• **Data records**:

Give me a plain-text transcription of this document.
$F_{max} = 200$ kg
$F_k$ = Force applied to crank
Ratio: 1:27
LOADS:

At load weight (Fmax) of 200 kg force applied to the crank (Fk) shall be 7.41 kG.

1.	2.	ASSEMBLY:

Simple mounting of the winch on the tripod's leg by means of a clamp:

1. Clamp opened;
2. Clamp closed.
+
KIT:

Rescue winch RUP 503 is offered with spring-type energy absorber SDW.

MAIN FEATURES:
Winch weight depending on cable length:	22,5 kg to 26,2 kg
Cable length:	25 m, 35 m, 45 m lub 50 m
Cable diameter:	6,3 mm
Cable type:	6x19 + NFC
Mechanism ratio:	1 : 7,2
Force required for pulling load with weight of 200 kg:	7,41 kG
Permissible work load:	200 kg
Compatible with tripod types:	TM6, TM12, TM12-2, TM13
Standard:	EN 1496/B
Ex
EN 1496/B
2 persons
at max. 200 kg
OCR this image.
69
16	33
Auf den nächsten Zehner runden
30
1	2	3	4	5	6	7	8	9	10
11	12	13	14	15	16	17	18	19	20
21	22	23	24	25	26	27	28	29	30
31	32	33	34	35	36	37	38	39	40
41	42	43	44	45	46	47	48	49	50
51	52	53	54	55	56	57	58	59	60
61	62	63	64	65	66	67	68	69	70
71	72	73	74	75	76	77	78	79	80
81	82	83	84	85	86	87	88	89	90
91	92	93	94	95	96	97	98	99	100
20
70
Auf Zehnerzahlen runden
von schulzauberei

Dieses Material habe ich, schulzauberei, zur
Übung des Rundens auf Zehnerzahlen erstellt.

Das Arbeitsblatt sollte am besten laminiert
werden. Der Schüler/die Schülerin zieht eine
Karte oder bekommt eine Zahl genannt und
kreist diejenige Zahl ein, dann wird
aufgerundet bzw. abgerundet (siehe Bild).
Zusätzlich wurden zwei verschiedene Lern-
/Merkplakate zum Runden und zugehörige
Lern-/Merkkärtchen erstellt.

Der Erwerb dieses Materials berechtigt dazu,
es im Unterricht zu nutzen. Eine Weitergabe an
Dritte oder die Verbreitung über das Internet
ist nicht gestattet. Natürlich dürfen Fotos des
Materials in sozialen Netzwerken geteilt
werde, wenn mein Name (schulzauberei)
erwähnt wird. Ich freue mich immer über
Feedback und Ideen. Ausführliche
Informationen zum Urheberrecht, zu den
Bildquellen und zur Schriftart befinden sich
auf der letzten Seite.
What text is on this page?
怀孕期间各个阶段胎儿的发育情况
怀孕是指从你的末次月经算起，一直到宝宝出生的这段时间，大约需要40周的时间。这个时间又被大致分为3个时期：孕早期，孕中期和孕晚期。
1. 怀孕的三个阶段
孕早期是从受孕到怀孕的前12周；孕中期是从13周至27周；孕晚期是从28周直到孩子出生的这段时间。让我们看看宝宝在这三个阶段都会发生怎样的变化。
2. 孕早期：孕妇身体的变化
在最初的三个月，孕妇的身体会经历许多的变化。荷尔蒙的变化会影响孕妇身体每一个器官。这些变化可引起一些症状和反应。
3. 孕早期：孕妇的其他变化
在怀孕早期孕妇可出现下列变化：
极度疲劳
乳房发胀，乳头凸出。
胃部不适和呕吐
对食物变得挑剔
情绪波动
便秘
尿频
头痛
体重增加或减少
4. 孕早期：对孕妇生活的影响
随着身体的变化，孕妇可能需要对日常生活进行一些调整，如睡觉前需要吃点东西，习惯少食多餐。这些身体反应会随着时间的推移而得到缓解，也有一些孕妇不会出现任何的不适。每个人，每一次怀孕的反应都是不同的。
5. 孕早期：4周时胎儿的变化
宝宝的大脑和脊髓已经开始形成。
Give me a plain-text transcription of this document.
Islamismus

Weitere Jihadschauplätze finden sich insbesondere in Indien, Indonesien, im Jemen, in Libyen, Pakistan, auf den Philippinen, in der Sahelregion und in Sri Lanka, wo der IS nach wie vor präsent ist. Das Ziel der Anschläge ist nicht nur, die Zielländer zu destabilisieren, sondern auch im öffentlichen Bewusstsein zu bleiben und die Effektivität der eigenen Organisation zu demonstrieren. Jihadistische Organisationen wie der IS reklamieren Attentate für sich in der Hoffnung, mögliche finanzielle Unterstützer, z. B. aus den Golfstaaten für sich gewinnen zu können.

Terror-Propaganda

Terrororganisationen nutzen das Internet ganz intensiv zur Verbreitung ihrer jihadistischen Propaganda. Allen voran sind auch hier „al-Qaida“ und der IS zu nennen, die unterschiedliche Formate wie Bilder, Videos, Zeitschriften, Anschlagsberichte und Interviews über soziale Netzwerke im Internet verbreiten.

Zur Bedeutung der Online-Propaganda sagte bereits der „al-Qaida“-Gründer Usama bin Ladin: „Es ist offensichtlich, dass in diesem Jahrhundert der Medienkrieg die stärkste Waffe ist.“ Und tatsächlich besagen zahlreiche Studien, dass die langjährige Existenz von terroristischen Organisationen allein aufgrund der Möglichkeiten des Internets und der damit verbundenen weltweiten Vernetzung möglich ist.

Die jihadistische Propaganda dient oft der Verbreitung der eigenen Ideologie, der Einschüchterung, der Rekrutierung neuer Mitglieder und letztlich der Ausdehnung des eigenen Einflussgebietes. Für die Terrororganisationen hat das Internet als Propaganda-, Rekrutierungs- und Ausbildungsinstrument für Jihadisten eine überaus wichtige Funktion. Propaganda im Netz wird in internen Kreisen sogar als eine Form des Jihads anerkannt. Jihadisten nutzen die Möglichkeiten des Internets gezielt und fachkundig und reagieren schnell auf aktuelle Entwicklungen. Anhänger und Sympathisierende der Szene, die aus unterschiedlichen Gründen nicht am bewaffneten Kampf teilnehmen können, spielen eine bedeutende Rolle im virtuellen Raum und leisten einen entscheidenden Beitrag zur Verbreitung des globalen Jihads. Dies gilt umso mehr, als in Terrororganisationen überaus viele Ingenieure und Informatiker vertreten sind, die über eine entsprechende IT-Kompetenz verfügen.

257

• **Exercise instructions**:
Produce an exact copy of all the records.

• **Completed exercise**:
Give me a plain-text transcription of this document.
$F_{max} = 200$ kg
$F_k$ = Force applied to crank
Ratio: 1:27
LOADS:

At load weight (Fmax) of 200 kg force applied to the crank (Fk) shall be 7.41 kG.

1.	2.	ASSEMBLY:

Simple mounting of the winch on the tripod's leg by means of a clamp:

1. Clamp opened;
2. Clamp closed.
+
KIT:

Rescue winch RUP 503 is offered with spring-type energy absorber SDW.

MAIN FEATURES:
Winch weight depending on cable length:	22,5 kg to 26,2 kg
Cable length:	25 m, 35 m, 45 m lub 50 m
Cable diameter:	6,3 mm
Cable type:	6x19 + NFC
Mechanism ratio:	1 : 7,2
Force required for pulling load with weight of 200 kg:	7,41 kG
Permissible work load:	200 kg
Compatible with tripod types:	TM6, TM12, TM12-2, TM13
Standard:	EN 1496/B
Ex
EN 1496/B
2 persons
at max. 200 kg
OCR this image.
69
16	33
Auf den nächsten Zehner runden
30
1	2	3	4	5	6	7	8	9	10
11	12	13	14	15	16	17	18	19	20
21	22	23	24	25	26	27	28	29	30
31	32	33	34	35	36	37	38	39	40
41	42	43	44	45	46	47	48	49	50
51	52	53	54	55	56	57	58	59	60
61	62	63	64	65	66	67	68	69	70
71	72	73	74	75	76	77	78	79	80
81	82	83	84	85	86	87	88	89	90
91	92	93	94	95	96	97	98	99	100
20
70
Auf Zehnerzahlen runden
von schulzauberei

Dieses Material habe ich, schulzauberei, zur
Übung des Rundens auf Zehnerzahlen erstellt.

Das Arbeitsblatt sollte am besten laminiert
werden. Der Schüler/die Schülerin zieht eine
Karte oder bekommt eine Zahl genannt und
kreist diejenige Zahl ein, dann wird
aufgerundet bzw. abgerundet (siehe Bild).
Zusätzlich wurden zwei verschiedene Lern-
/Merkplakate zum Runden und zugehörige
Lern-/Merkkärtchen erstellt.

Der Erwerb dieses Materials berechtigt dazu,
es im Unterricht zu nutzen. Eine Weitergabe an
Dritte oder die Verbreitung über das Internet
ist nicht gestattet. Natürlich dürfen Fotos des
Materials in sozialen Netzwerken geteilt
werde, wenn mein Name (schulzauberei)
erwähnt wird. Ich freue mich immer über
Feedback und Ideen. Ausführliche
Informationen zum Urheberrecht, zu den
Bildquellen und zur Schriftart befinden sich
auf der letzten Seite.
What text is on this page?
怀孕期间各个阶段胎儿的发育情况
怀孕是指从你的末次月经算起，一直到宝宝出生的这段时间，大约需要40周的时间。这个时间又被大致分为3个时期：孕早期，孕中期和孕晚期。
1. 怀孕的三个阶段
孕早期是从受孕到怀孕的前12周；孕中期是从13周至27周；孕晚期是从28周直到孩子出生的这段时间。让我们看看宝宝在这三个阶段都会发生怎样的变化。
2. 孕早期：孕妇身体的变化
在最初的三个月，孕妇的身体会经历许多的变化。荷尔蒙的变化会影响孕妇身体每一个器官。这些变化可引起一些症状和反应。
3. 孕早期：孕妇的其他变化
在怀孕早期孕妇可出现下列变化：
极度疲劳
乳房发胀，乳头凸出。
胃部不适和呕吐
对食物变得挑剔
情绪波动
便秘
尿频
头痛
体重增加或减少
4. 孕早期：对孕妇生活的影响
随着身体的变化，孕妇可能需要对日常生活进行一些调整，如睡觉前需要吃点东西，习惯少食多餐。这些身体反应会随着时间的推移而得到缓解，也有一些孕妇不会出现任何的不适。每个人，每一次怀孕的反应都是不同的。
5. 孕早期：4周时胎儿的变化
宝宝的大脑和脊髓已经开始形成。
Give me a plain-text transcription of this document.
Islamismus

Weitere Jihadschauplätze finden sich insbesondere in Indien, Indonesien, im Jemen, in Libyen, Pakistan, auf den Philippinen, in der Sahelregion und in Sri Lanka, wo der IS nach wie vor präsent ist. Das Ziel der Anschläge ist nicht nur, die Zielländer zu destabilisieren, sondern auch im öffentlichen Bewusstsein zu bleiben und die Effektivität der eigenen Organisation zu demonstrieren. Jihadistische Organisationen wie der IS reklamieren Attentate für sich in der Hoffnung, mögliche finanzielle Unterstützer, z. B. aus den Golfstaaten für sich gewinnen zu können.

Terror-Propaganda

Terrororganisationen nutzen das Internet ganz intensiv zur Verbreitung ihrer jihadistischen Propaganda. Allen voran sind auch hier „al-Qaida“ und der IS zu nennen, die unterschiedliche Formate wie Bilder, Videos, Zeitschriften, Anschlagsberichte und Interviews über soziale Netzwerke im Internet verbreiten.

Zur Bedeutung der Online-Propaganda sagte bereits der „al-Qaida“-Gründer Usama bin Ladin: „Es ist offensichtlich, dass in diesem Jahrhundert der Medienkrieg die stärkste Waffe ist.“ Und tatsächlich besagen zahlreiche Studien, dass die langjährige Existenz von terroristischen Organisationen allein aufgrund der Möglichkeiten des Internets und der damit verbundenen weltweiten Vernetzung möglich ist.

Die jihadistische Propaganda dient oft der Verbreitung der eigenen Ideologie, der Einschüchterung, der Rekrutierung neuer Mitglieder und letztlich der Ausdehnung des eigenen Einflussgebietes. Für die Terrororganisationen hat das Internet als Propaganda-, Rekrutierungs- und Ausbildungsinstrument für Jihadisten eine überaus wichtige Funktion. Propaganda im Netz wird in internen Kreisen sogar als eine Form des Jihads anerkannt. Jihadisten nutzen die Möglichkeiten des Internets gezielt und fachkundig und reagieren schnell auf aktuelle Entwicklungen. Anhänger und Sympathisierende der Szene, die aus unterschiedlichen Gründen nicht am bewaffneten Kampf teilnehmen können, spielen eine bedeutende Rolle im virtuellen Raum und leisten einen entscheidenden Beitrag zur Verbreitung des globalen Jihads. Dies gilt umso mehr, als in Terrororganisationen überaus viele Ingenieure und Informatiker vertreten sind, die über eine entsprechende IT-Kompetenz verfügen.

257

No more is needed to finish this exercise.